(Data entries for graphics)

= = = =

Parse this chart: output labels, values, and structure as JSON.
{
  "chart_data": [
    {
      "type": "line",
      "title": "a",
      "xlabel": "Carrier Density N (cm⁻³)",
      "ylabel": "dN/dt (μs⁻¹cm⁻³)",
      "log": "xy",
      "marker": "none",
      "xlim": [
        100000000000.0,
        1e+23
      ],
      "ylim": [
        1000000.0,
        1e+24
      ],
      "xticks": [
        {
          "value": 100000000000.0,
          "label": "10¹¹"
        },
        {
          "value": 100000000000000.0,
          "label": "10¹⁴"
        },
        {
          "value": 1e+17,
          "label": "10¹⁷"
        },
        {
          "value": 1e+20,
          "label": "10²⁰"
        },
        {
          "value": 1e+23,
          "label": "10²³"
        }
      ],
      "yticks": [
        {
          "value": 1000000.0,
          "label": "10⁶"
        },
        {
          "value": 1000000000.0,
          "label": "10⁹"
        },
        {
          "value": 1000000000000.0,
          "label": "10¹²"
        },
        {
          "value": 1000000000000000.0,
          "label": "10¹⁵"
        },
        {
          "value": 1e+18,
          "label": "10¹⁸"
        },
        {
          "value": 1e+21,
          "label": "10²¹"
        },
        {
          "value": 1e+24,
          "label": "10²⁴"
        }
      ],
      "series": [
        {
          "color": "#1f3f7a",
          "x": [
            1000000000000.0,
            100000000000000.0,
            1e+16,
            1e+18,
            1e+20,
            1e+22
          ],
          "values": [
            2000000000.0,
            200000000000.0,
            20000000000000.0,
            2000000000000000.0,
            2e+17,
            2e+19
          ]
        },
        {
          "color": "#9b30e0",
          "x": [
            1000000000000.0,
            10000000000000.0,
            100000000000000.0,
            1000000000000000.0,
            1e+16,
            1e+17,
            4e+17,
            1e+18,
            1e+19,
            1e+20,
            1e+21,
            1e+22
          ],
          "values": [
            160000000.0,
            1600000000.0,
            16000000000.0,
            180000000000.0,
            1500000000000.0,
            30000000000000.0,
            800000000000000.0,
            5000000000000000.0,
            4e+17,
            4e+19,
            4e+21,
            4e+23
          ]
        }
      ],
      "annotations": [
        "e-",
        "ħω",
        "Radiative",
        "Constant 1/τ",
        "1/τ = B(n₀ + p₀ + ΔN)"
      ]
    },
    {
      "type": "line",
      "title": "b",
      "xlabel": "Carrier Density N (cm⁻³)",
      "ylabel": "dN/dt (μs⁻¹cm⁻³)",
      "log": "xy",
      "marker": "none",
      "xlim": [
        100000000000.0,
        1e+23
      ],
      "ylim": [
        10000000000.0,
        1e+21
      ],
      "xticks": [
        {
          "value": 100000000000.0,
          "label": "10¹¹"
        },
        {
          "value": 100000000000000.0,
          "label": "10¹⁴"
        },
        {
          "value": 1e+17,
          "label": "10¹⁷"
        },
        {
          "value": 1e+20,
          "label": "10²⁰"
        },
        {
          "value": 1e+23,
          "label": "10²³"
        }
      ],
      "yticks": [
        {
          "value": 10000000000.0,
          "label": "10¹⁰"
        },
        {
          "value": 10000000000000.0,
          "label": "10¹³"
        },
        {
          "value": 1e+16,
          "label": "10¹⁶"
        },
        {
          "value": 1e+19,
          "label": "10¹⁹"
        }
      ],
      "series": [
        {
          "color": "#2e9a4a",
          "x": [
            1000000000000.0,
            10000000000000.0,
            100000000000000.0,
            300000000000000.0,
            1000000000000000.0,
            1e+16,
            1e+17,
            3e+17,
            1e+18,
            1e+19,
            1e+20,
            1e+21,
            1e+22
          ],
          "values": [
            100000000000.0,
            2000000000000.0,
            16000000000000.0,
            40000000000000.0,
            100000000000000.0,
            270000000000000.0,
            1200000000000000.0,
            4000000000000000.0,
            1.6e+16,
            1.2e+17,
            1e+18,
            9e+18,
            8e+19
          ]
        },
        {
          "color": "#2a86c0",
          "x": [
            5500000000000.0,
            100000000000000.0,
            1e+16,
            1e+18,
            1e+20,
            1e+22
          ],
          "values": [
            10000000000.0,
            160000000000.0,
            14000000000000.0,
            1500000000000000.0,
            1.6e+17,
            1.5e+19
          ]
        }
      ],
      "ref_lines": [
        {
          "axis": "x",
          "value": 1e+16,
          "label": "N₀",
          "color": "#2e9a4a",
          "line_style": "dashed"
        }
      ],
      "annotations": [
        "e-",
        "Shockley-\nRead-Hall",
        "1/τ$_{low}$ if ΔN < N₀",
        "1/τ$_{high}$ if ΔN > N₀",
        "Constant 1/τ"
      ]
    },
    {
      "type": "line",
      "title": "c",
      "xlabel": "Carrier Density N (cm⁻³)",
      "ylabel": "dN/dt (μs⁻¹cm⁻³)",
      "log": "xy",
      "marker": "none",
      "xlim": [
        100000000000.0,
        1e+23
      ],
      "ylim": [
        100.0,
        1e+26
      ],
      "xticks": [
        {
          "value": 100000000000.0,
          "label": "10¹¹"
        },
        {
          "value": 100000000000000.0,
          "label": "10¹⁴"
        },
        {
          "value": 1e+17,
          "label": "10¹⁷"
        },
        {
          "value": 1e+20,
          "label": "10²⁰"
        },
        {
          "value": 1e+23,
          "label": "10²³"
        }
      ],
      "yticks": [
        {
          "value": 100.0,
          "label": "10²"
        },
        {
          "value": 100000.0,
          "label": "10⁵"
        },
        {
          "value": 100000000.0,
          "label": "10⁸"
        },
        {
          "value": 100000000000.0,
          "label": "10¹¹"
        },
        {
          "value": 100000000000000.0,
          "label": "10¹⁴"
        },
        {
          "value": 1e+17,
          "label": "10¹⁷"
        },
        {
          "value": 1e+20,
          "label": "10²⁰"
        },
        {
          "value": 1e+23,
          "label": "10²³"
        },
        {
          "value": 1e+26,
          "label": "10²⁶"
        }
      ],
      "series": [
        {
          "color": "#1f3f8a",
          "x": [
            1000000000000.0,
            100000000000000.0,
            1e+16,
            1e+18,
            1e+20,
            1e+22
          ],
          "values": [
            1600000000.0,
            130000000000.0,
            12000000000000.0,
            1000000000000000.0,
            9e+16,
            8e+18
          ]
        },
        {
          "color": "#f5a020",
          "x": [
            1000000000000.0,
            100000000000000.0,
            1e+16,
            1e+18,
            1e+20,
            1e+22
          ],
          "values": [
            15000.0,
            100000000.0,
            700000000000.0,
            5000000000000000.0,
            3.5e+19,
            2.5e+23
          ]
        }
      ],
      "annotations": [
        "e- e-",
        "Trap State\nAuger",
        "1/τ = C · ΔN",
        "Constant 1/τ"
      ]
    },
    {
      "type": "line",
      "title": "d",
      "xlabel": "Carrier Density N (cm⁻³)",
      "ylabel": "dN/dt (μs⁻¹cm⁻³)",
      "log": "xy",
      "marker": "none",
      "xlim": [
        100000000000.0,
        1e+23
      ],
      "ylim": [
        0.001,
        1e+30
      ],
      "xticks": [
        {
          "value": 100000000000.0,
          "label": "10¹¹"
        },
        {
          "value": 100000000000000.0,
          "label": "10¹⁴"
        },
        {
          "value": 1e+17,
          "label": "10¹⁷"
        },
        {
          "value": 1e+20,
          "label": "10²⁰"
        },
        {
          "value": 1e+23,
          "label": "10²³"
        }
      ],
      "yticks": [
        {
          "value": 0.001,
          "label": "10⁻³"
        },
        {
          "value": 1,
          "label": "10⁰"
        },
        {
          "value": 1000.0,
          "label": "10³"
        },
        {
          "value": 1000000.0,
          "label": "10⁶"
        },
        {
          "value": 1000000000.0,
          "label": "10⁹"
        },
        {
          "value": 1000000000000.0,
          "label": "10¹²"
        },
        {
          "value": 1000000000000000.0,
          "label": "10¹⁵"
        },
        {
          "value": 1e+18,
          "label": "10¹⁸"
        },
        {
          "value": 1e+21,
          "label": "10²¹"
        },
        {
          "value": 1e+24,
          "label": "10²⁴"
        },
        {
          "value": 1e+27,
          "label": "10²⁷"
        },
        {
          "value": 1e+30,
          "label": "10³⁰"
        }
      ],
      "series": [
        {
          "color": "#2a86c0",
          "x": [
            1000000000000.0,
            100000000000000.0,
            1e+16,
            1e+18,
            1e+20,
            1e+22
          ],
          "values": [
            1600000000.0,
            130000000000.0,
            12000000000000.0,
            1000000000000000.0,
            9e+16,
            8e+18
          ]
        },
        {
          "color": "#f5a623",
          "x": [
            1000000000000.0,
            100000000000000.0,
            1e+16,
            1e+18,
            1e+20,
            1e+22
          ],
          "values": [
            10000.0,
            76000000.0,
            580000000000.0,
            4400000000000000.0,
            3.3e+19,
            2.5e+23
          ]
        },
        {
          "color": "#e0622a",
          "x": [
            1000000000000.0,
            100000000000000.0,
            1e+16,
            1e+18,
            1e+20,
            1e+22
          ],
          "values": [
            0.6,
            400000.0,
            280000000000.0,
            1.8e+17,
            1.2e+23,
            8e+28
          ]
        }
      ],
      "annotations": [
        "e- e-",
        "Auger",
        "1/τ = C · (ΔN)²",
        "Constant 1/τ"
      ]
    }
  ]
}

= = = =

__Your task__: Go through the listing above and work out how many lines contain the string "color". Reply with the number alone.

__Result of this task__: 10